WRITTEN TASK ▸ Rewrite the data as a numbered list, from its first line through the line containing "figure-24a-centerline [264, 172, 266, 1178]", both included, and omit any blank lines.

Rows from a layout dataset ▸

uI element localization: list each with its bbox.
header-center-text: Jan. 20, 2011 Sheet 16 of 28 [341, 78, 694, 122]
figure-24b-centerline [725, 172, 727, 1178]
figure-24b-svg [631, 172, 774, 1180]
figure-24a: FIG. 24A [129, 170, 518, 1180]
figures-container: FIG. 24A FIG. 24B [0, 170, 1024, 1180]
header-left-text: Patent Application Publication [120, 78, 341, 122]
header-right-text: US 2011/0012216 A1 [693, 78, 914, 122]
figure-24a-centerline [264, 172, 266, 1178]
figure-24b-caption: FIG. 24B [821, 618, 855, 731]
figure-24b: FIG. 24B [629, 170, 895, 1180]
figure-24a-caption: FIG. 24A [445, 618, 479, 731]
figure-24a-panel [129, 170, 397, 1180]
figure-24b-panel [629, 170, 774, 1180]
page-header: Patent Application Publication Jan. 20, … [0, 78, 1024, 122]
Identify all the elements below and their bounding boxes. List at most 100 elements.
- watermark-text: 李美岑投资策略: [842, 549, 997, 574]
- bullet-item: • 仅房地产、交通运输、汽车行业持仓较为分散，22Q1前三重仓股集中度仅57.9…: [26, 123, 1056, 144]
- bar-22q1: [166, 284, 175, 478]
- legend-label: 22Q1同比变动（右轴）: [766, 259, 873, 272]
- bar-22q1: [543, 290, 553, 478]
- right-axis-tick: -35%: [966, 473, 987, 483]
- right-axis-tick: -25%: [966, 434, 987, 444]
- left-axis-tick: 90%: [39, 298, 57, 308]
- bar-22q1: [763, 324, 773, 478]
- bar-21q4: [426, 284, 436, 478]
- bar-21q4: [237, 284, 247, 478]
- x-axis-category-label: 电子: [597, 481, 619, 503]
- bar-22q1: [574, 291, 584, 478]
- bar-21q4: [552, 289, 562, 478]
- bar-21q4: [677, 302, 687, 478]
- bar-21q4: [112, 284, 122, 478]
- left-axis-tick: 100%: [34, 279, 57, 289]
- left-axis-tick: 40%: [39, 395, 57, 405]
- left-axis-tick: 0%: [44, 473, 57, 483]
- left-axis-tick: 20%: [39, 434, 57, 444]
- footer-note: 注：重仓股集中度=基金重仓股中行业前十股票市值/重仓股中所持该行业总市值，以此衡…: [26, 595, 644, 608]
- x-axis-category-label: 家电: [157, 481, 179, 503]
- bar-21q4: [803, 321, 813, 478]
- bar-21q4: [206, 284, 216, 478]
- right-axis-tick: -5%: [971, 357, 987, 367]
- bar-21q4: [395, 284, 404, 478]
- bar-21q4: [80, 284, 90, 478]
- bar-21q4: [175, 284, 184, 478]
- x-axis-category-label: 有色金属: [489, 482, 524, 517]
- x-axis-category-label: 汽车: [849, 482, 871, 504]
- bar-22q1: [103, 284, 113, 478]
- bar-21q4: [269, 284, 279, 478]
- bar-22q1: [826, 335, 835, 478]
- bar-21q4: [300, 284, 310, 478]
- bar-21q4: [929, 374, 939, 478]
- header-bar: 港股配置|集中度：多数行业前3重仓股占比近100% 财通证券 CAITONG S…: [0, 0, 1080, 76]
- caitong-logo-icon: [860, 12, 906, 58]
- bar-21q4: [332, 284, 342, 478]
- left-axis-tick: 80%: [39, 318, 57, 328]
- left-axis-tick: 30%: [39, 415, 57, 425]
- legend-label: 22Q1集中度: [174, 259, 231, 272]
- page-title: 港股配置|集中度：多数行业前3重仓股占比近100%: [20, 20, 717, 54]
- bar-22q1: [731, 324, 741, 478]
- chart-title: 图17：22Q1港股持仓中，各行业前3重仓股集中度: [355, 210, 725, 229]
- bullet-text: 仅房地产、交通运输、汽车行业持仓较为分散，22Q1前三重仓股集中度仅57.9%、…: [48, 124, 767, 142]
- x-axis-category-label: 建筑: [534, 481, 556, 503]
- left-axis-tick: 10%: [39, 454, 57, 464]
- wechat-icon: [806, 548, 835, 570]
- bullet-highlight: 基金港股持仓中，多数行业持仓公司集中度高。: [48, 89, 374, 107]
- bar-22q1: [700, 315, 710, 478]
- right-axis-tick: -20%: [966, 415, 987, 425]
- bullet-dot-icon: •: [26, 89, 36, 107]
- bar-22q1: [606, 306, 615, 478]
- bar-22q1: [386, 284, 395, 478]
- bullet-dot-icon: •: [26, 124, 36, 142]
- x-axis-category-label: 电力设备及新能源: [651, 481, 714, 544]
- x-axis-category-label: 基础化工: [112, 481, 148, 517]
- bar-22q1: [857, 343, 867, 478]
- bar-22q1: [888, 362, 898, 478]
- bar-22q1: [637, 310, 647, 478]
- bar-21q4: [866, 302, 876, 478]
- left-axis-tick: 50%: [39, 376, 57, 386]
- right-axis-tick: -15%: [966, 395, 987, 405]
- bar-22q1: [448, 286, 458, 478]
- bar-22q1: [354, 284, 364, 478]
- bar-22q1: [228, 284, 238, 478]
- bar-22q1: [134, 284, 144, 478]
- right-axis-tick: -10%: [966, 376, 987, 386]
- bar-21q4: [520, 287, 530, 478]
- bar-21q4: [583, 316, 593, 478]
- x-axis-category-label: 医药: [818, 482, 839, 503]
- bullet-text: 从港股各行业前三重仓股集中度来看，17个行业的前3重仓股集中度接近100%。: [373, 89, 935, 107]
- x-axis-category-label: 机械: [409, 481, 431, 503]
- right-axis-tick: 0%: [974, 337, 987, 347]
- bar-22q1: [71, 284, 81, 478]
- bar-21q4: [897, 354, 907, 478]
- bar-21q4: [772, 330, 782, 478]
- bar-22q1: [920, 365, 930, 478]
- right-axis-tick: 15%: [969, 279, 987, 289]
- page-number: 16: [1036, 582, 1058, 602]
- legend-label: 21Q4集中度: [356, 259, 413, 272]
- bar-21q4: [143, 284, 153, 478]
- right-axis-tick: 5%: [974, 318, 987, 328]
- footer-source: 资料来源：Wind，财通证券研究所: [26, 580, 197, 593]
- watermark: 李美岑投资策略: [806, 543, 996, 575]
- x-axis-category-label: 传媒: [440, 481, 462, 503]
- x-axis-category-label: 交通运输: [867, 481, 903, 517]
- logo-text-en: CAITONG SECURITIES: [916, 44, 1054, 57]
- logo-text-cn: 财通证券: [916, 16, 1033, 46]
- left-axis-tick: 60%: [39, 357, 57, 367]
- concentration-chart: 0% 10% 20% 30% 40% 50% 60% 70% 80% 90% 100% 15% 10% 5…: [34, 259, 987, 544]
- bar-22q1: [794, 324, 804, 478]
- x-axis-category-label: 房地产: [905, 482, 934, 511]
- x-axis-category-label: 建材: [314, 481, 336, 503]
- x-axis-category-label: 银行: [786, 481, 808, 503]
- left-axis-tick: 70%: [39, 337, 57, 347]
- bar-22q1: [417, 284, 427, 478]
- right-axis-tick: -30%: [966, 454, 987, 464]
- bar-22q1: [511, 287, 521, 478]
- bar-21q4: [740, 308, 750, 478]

THE RESPONSE ▸
1. uI element localization: list each with its bbox.
2. header-center-text: Jan. 20, 2011 Sheet 16 of 28 [341, 78, 694, 122]
3. figure-24b-centerline [725, 172, 727, 1178]
4. figure-24b-svg [631, 172, 774, 1180]
5. figure-24a: FIG. 24A [129, 170, 518, 1180]
6. figures-container: FIG. 24A FIG. 24B [0, 170, 1024, 1180]
7. header-left-text: Patent Application Publication [120, 78, 341, 122]
8. header-right-text: US 2011/0012216 A1 [693, 78, 914, 122]
9. figure-24a-centerline [264, 172, 266, 1178]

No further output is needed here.